• [What is required]
Print every line of the listing exactly, please.

• [Record extracts]
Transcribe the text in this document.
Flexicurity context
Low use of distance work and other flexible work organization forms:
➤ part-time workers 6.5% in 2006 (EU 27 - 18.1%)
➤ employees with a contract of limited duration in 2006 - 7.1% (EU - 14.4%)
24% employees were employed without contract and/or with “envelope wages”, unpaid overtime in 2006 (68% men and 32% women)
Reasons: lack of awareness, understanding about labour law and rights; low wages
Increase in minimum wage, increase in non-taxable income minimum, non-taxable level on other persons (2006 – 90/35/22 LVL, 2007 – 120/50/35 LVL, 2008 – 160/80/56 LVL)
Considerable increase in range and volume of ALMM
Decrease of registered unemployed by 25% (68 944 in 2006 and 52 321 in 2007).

• [Response to the task]
Transcribe the text in this document.
Flexicurity context
Low use of distance work and other flexible work organization forms:
➤ part-time workers 6.5% in 2006 (EU 27 - 18.1%)
➤ employees with a contract of limited duration in 2006 - 7.1% (EU - 14.4%)
24% employees were employed without contract and/or with “envelope wages”, unpaid overtime in 2006 (68% men and 32% women)
Reasons: lack of awareness, understanding about labour law and rights; low wages
Increase in minimum wage, increase in non-taxable income minimum, non-taxable level on other persons (2006 – 90/35/22 LVL, 2007 – 120/50/35 LVL, 2008 – 160/80/56 LVL)
Considerable increase in range and volume of ALMM
Decrease of registered unemployed by 25% (68 944 in 2006 and 52 321 in 2007).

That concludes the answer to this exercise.